▶ [Your task] Transcribe the material word for word, but without the images.
----------------------------------------
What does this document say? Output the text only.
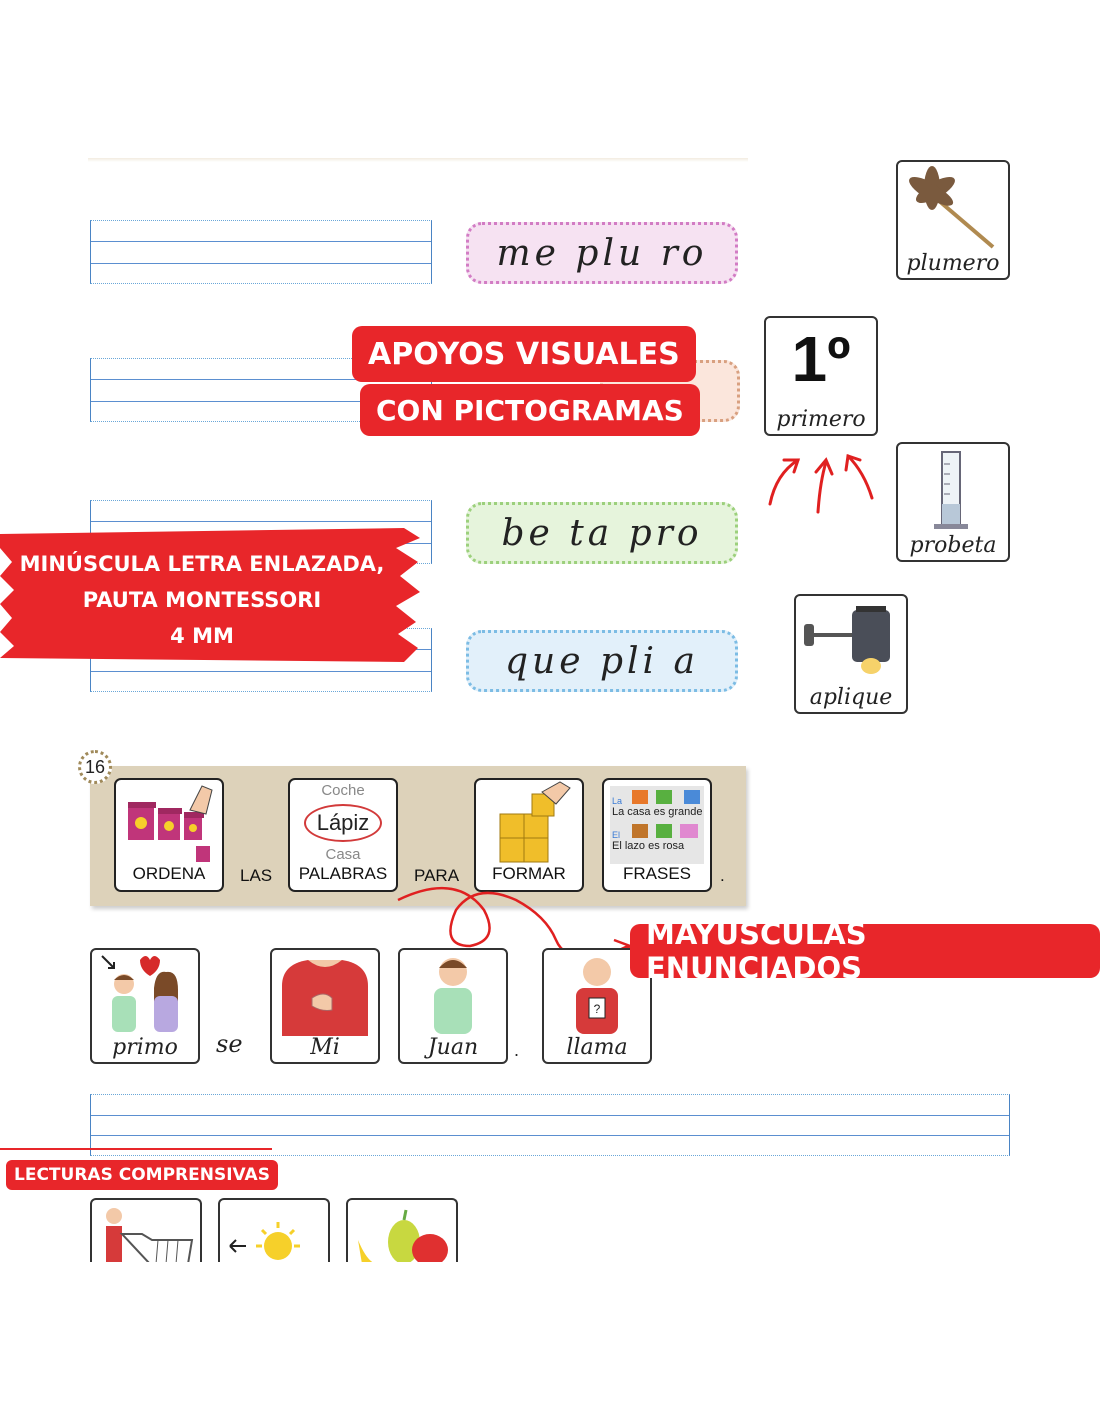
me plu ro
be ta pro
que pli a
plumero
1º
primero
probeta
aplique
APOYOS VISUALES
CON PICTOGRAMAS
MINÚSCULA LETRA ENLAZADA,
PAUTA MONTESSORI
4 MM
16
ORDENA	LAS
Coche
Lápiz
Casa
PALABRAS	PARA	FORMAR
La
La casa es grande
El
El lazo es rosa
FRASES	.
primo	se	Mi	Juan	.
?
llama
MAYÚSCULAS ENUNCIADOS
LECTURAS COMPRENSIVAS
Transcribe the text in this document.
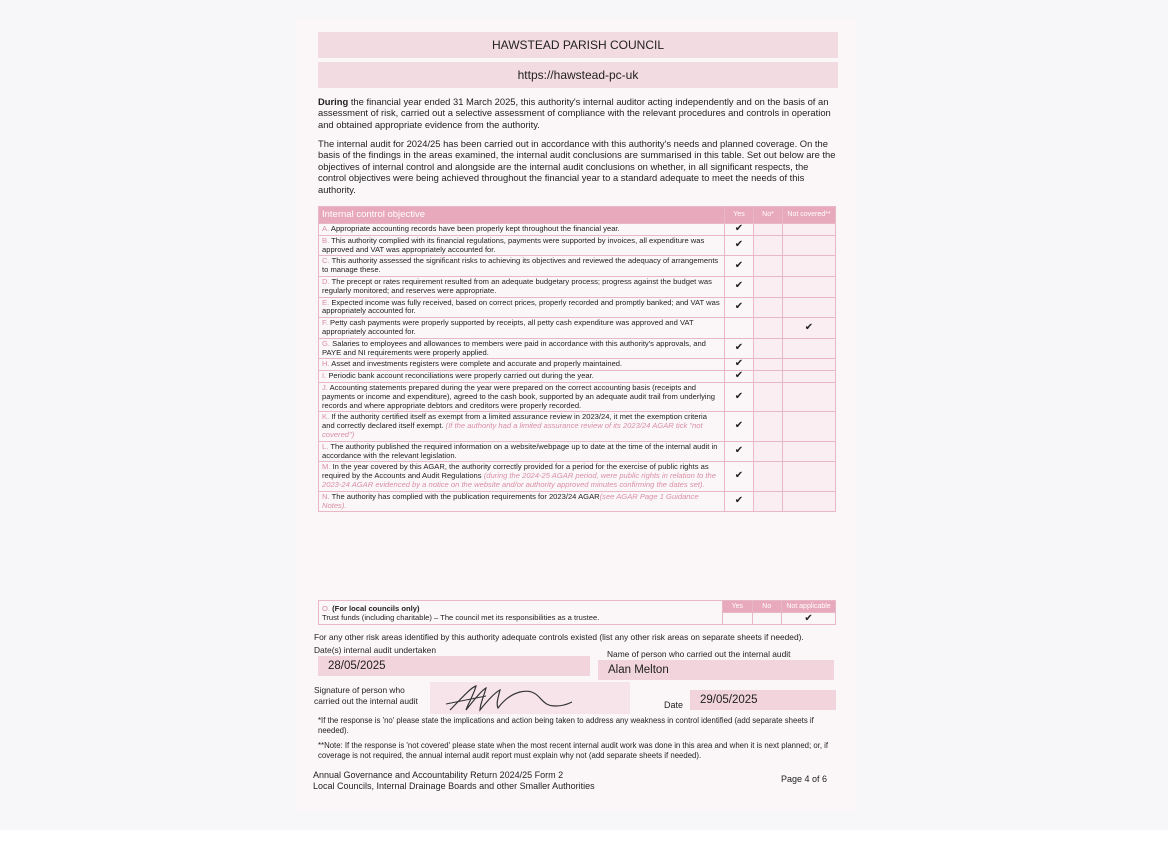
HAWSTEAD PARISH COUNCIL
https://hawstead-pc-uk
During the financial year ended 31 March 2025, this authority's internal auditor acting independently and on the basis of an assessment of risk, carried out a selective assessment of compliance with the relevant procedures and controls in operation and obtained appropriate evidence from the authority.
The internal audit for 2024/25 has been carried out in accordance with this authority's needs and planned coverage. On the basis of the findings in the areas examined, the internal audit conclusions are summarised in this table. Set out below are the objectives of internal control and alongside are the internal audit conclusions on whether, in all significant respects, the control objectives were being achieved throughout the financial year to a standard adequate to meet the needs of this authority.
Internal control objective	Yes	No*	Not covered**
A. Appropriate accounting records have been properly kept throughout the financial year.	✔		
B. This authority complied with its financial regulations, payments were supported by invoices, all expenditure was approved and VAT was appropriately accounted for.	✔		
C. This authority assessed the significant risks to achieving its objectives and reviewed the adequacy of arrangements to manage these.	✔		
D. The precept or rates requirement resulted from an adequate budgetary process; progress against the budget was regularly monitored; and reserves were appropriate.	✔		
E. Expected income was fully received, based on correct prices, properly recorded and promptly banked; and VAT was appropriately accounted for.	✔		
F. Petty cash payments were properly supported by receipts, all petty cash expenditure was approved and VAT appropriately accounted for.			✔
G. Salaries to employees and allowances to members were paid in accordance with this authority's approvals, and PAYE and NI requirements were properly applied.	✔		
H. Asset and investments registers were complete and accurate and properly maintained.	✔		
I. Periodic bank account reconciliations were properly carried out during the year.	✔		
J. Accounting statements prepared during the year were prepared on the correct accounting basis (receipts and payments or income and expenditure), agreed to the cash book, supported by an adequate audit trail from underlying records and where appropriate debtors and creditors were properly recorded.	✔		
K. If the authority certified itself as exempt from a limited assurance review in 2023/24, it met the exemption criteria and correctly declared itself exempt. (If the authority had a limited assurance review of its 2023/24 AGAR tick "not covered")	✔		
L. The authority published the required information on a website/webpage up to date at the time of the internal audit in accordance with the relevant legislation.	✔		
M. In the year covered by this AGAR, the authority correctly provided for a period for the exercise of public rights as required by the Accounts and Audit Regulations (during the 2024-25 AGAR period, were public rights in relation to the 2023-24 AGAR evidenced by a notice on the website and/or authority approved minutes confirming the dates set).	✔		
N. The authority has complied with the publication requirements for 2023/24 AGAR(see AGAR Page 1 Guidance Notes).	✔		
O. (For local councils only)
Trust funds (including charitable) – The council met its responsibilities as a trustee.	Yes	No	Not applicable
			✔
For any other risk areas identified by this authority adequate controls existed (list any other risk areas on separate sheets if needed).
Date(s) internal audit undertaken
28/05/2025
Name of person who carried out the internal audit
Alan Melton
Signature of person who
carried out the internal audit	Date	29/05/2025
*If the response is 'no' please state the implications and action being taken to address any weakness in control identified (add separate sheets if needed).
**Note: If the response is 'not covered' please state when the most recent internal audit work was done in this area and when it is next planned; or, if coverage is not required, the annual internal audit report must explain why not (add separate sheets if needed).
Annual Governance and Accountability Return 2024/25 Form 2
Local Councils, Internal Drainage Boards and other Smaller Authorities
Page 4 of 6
----------------------------------------
▶ [Full answer]
What does this document say? Output the text only.
me plu ro
be ta pro
que pli a
plumero
1º
primero
probeta
aplique
APOYOS VISUALES
CON PICTOGRAMAS
MINÚSCULA LETRA ENLAZADA,
PAUTA MONTESSORI
4 MM
16
ORDENA	LAS
Coche
Lápiz
Casa
PALABRAS	PARA	FORMAR
La
La casa es grande
El
El lazo es rosa
FRASES	.
primo	se	Mi	Juan	.
?
llama
MAYÚSCULAS ENUNCIADOS
LECTURAS COMPRENSIVAS
Transcribe the text in this document.
HAWSTEAD PARISH COUNCIL
https://hawstead-pc-uk
During the financial year ended 31 March 2025, this authority's internal auditor acting independently and on the basis of an assessment of risk, carried out a selective assessment of compliance with the relevant procedures and controls in operation and obtained appropriate evidence from the authority.
The internal audit for 2024/25 has been carried out in accordance with this authority's needs and planned coverage. On the basis of the findings in the areas examined, the internal audit conclusions are summarised in this table. Set out below are the objectives of internal control and alongside are the internal audit conclusions on whether, in all significant respects, the control objectives were being achieved throughout the financial year to a standard adequate to meet the needs of this authority.
Internal control objective	Yes	No*	Not covered**
A. Appropriate accounting records have been properly kept throughout the financial year.	✔		
B. This authority complied with its financial regulations, payments were supported by invoices, all expenditure was approved and VAT was appropriately accounted for.	✔		
C. This authority assessed the significant risks to achieving its objectives and reviewed the adequacy of arrangements to manage these.	✔		
D. The precept or rates requirement resulted from an adequate budgetary process; progress against the budget was regularly monitored; and reserves were appropriate.	✔		
E. Expected income was fully received, based on correct prices, properly recorded and promptly banked; and VAT was appropriately accounted for.	✔		
F. Petty cash payments were properly supported by receipts, all petty cash expenditure was approved and VAT appropriately accounted for.			✔
G. Salaries to employees and allowances to members were paid in accordance with this authority's approvals, and PAYE and NI requirements were properly applied.	✔		
H. Asset and investments registers were complete and accurate and properly maintained.	✔		
I. Periodic bank account reconciliations were properly carried out during the year.	✔		
J. Accounting statements prepared during the year were prepared on the correct accounting basis (receipts and payments or income and expenditure), agreed to the cash book, supported by an adequate audit trail from underlying records and where appropriate debtors and creditors were properly recorded.	✔		
K. If the authority certified itself as exempt from a limited assurance review in 2023/24, it met the exemption criteria and correctly declared itself exempt. (If the authority had a limited assurance review of its 2023/24 AGAR tick "not covered")	✔		
L. The authority published the required information on a website/webpage up to date at the time of the internal audit in accordance with the relevant legislation.	✔		
M. In the year covered by this AGAR, the authority correctly provided for a period for the exercise of public rights as required by the Accounts and Audit Regulations (during the 2024-25 AGAR period, were public rights in relation to the 2023-24 AGAR evidenced by a notice on the website and/or authority approved minutes confirming the dates set).	✔		
N. The authority has complied with the publication requirements for 2023/24 AGAR(see AGAR Page 1 Guidance Notes).	✔		
O. (For local councils only)
Trust funds (including charitable) – The council met its responsibilities as a trustee.	Yes	No	Not applicable
			✔
For any other risk areas identified by this authority adequate controls existed (list any other risk areas on separate sheets if needed).
Date(s) internal audit undertaken
28/05/2025
Name of person who carried out the internal audit
Alan Melton
Signature of person who
carried out the internal audit	Date	29/05/2025
*If the response is 'no' please state the implications and action being taken to address any weakness in control identified (add separate sheets if needed).
**Note: If the response is 'not covered' please state when the most recent internal audit work was done in this area and when it is next planned; or, if coverage is not required, the annual internal audit report must explain why not (add separate sheets if needed).
Annual Governance and Accountability Return 2024/25 Form 2
Local Councils, Internal Drainage Boards and other Smaller Authorities
Page 4 of 6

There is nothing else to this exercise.